start

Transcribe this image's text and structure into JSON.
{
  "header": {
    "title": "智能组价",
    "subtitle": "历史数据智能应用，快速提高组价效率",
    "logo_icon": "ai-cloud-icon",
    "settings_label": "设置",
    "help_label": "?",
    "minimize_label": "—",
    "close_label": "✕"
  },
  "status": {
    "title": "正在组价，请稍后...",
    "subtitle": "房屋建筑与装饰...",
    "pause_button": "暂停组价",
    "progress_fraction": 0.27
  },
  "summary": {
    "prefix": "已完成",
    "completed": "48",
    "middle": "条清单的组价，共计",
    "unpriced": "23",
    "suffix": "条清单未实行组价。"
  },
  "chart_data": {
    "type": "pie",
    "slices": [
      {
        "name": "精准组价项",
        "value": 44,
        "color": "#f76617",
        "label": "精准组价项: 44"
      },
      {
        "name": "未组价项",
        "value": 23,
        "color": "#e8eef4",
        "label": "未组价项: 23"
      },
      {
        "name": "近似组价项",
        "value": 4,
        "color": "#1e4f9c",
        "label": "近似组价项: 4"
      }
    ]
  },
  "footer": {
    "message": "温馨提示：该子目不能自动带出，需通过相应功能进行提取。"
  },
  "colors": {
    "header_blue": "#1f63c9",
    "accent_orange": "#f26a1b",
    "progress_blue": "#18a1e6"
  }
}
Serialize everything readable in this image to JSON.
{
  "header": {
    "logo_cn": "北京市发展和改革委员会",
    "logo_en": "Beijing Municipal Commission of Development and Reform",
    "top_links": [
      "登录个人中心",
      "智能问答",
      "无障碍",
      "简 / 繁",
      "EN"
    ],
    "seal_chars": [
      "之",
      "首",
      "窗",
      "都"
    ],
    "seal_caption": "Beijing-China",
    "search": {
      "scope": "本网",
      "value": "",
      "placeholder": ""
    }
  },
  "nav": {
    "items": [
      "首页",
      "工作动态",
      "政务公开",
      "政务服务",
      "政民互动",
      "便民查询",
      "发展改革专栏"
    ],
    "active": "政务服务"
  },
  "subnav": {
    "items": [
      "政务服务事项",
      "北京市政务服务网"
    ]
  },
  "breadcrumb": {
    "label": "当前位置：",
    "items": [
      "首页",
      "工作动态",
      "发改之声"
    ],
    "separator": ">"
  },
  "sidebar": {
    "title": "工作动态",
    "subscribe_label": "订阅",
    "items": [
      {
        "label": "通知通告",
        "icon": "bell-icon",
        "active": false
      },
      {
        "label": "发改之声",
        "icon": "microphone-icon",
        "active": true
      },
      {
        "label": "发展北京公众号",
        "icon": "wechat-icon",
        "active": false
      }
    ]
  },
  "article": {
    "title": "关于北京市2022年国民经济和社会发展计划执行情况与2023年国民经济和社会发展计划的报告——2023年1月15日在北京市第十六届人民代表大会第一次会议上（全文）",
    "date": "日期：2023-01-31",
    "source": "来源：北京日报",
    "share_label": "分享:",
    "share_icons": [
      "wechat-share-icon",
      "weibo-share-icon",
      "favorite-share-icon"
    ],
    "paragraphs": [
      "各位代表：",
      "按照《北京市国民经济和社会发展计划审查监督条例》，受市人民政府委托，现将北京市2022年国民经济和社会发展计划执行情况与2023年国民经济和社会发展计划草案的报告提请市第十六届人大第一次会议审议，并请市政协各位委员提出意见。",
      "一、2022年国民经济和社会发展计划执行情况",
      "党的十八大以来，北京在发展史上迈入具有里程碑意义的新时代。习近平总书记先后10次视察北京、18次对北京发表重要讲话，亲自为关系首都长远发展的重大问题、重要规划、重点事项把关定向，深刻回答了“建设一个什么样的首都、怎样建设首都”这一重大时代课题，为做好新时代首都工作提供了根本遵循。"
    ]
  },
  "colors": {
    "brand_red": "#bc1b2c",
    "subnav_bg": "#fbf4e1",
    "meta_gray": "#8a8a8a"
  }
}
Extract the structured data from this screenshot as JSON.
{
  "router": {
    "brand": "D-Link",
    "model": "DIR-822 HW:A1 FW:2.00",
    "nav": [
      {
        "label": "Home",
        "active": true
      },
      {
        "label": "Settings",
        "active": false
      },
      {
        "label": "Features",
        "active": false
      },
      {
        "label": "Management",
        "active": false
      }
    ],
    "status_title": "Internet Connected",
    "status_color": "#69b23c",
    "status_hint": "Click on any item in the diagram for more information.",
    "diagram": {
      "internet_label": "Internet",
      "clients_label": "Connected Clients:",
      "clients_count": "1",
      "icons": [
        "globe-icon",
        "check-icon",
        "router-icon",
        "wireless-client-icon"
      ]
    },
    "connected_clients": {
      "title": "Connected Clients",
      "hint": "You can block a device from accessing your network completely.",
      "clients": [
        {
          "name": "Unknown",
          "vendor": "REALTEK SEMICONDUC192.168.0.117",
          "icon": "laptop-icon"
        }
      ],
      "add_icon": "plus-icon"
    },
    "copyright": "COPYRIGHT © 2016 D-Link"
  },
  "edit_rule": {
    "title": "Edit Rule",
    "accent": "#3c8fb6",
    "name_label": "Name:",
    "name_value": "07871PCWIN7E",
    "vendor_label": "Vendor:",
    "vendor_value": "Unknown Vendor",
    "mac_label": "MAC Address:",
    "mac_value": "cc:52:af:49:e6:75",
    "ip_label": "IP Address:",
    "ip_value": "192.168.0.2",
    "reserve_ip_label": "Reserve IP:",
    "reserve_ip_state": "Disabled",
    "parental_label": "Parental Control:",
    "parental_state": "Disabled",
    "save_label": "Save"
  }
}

end

Write out once more the lines above beginning at the line with "Extract the structured"; continue through the final line and stop there.

Extract the structured data from this screenshot as JSON.
{
  "router": {
    "brand": "D-Link",
    "model": "DIR-822 HW:A1 FW:2.00",
    "nav": [
      {
        "label": "Home",
        "active": true
      },
      {
        "label": "Settings",
        "active": false
      },
      {
        "label": "Features",
        "active": false
      },
      {
        "label": "Management",
        "active": false
      }
    ],
    "status_title": "Internet Connected",
    "status_color": "#69b23c",
    "status_hint": "Click on any item in the diagram for more information.",
    "diagram": {
      "internet_label": "Internet",
      "clients_label": "Connected Clients:",
      "clients_count": "1",
      "icons": [
        "globe-icon",
        "check-icon",
        "router-icon",
        "wireless-client-icon"
      ]
    },
    "connected_clients": {
      "title": "Connected Clients",
      "hint": "You can block a device from accessing your network completely.",
      "clients": [
        {
          "name": "Unknown",
          "vendor": "REALTEK SEMICONDUC192.168.0.117",
          "icon": "laptop-icon"
        }
      ],
      "add_icon": "plus-icon"
    },
    "copyright": "COPYRIGHT © 2016 D-Link"
  },
  "edit_rule": {
    "title": "Edit Rule",
    "accent": "#3c8fb6",
    "name_label": "Name:",
    "name_value": "07871PCWIN7E",
    "vendor_label": "Vendor:",
    "vendor_value": "Unknown Vendor",
    "mac_label": "MAC Address:",
    "mac_value": "cc:52:af:49:e6:75",
    "ip_label": "IP Address:",
    "ip_value": "192.168.0.2",
    "reserve_ip_label": "Reserve IP:",
    "reserve_ip_state": "Disabled",
    "parental_label": "Parental Control:",
    "parental_state": "Disabled",
    "save_label": "Save"
  }
}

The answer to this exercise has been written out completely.